◆ **SHORT EXERCISE**:
Give the number of lines that contain the string "investito", and nothing else.

◆ **DATASET RECORDS**:
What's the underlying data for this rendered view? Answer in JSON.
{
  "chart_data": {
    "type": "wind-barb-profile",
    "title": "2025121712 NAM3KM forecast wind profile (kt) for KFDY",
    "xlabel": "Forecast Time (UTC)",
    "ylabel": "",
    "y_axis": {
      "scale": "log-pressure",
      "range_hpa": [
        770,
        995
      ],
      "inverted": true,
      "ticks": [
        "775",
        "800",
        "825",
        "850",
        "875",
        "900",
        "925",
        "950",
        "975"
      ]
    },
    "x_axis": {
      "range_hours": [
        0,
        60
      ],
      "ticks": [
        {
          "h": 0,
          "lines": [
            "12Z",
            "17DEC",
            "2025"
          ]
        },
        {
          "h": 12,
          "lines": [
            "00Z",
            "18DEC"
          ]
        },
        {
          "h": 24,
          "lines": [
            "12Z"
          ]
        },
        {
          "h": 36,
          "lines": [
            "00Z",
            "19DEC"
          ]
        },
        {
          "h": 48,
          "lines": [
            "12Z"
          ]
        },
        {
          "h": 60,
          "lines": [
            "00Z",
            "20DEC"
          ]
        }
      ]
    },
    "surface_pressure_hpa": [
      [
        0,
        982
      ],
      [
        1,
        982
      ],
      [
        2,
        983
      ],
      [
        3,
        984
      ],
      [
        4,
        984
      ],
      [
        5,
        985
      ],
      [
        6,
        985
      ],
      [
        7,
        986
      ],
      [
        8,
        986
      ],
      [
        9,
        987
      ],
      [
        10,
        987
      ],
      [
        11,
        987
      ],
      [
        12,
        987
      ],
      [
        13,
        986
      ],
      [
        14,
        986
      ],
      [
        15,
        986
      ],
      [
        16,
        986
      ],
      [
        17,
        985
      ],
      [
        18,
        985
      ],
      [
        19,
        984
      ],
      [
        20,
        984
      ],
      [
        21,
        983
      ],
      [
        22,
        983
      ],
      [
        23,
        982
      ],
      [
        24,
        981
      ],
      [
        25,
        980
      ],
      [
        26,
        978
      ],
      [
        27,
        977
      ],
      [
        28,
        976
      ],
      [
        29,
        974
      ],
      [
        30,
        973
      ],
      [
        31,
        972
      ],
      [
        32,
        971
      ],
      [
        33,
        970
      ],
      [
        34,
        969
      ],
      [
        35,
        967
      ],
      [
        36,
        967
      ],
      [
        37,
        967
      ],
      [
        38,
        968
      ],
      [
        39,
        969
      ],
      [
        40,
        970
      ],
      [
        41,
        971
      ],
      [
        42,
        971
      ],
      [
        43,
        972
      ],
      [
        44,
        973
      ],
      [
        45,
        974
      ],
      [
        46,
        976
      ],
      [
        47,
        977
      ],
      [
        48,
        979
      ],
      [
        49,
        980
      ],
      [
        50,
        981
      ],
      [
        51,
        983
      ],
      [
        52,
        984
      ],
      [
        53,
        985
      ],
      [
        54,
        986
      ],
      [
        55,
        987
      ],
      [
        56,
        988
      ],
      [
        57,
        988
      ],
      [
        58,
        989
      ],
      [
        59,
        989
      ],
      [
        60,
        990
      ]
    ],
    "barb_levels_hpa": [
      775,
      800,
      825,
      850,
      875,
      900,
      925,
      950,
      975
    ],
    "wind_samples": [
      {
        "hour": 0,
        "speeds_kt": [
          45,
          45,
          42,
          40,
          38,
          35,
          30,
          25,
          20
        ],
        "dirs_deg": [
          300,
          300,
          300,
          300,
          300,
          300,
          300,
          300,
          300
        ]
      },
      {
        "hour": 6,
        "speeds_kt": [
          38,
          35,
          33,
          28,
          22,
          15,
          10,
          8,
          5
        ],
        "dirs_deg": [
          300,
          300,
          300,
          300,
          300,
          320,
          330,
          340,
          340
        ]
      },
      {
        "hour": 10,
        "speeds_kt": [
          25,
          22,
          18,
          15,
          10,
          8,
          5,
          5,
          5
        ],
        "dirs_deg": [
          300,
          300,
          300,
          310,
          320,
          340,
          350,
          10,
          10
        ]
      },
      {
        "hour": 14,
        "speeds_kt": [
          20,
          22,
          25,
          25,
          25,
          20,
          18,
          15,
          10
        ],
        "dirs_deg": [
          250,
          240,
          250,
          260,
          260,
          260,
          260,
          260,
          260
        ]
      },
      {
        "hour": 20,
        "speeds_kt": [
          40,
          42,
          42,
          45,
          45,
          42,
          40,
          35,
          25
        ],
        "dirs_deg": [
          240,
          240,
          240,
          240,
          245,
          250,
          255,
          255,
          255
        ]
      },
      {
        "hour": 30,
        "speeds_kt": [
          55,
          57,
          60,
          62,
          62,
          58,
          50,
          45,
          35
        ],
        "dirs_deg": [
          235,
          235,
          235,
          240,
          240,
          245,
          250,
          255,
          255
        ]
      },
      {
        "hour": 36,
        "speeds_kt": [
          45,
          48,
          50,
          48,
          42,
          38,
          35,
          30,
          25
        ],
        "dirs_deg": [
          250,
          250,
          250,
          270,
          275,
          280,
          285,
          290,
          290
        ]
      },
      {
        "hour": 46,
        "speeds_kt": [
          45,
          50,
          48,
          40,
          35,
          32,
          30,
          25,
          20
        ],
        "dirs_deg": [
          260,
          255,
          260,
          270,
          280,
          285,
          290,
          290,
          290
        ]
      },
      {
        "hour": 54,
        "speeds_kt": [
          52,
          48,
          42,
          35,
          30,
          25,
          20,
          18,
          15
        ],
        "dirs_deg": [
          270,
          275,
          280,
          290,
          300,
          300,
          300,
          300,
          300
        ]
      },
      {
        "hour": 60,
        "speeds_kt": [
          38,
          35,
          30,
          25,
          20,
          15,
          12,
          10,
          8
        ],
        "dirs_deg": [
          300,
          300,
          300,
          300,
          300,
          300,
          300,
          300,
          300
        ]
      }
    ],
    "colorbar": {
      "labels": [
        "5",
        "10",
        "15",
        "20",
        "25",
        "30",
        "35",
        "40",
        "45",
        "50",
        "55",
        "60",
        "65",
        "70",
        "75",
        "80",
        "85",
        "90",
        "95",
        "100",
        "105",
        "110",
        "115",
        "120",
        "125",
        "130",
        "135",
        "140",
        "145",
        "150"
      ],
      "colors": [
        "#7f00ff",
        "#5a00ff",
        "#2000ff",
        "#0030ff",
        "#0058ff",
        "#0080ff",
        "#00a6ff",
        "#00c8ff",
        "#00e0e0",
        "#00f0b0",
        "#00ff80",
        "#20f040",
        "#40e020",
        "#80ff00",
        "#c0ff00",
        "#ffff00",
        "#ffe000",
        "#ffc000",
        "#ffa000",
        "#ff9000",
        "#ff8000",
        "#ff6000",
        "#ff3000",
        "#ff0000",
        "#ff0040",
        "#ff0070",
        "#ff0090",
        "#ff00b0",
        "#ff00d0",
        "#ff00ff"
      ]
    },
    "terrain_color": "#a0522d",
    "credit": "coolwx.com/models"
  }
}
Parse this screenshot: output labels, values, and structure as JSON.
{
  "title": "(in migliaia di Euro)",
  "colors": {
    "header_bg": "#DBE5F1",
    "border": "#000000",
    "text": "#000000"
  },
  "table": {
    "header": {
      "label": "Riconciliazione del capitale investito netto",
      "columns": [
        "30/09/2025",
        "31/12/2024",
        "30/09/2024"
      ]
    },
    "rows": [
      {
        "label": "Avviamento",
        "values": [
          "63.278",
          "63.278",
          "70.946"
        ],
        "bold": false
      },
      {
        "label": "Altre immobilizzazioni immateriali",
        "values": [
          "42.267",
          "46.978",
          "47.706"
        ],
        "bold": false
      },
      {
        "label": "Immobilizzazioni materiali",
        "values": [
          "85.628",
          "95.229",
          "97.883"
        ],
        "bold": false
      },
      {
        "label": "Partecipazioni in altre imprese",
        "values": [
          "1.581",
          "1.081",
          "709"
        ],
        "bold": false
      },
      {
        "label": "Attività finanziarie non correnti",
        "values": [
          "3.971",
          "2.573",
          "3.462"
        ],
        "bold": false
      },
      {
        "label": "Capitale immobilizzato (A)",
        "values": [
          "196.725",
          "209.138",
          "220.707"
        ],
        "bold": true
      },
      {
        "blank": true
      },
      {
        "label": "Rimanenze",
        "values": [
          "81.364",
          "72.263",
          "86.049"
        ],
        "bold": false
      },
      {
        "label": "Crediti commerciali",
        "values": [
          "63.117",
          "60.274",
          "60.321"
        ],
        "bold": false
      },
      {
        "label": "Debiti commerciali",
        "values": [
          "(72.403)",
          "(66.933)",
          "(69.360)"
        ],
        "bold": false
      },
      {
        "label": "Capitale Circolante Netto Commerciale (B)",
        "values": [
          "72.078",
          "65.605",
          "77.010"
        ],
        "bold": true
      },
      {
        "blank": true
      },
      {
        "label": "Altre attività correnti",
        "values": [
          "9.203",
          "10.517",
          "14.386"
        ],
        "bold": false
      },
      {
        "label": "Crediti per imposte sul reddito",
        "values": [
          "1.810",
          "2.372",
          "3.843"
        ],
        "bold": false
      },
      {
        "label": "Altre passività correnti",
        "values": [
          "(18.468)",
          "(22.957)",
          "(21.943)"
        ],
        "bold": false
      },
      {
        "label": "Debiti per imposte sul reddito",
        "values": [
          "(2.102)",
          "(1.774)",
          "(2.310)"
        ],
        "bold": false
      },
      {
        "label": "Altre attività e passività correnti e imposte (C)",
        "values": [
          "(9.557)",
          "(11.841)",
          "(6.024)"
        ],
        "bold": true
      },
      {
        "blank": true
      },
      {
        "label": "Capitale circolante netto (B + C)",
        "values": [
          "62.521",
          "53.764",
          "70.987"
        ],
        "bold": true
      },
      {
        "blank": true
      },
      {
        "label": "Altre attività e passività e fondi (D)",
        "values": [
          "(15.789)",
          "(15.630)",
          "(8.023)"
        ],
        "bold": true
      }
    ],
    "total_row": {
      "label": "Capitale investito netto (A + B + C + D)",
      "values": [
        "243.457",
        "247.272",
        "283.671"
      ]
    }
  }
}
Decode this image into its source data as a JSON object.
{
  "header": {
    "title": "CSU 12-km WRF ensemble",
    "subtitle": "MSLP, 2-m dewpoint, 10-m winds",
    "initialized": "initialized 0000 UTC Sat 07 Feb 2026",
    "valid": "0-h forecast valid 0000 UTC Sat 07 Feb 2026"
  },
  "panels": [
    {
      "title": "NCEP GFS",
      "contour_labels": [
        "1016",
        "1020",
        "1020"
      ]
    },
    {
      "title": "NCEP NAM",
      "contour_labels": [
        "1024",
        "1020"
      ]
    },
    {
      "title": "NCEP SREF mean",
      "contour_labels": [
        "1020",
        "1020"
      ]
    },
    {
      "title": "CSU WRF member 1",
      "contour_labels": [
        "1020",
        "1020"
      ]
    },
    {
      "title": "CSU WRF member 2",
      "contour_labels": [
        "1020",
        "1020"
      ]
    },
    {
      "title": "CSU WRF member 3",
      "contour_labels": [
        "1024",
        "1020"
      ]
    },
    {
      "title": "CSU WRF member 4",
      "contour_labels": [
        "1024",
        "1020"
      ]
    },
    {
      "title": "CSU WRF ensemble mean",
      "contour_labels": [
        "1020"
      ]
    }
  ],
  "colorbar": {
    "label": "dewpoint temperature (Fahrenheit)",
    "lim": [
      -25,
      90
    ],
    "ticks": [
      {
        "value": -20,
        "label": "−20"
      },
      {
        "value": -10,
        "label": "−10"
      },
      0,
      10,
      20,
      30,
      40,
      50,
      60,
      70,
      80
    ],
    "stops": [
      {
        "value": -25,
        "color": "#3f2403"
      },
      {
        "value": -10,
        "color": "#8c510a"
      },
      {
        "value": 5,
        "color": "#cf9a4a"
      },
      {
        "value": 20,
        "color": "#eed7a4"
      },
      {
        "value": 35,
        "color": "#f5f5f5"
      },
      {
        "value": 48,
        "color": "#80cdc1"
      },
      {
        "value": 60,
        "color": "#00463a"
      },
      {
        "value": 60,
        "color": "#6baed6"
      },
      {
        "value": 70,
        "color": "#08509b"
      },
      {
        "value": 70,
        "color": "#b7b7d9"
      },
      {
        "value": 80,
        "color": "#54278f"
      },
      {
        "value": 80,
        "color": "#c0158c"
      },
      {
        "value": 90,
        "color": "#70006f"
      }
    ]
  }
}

◆ **REPLY**:
2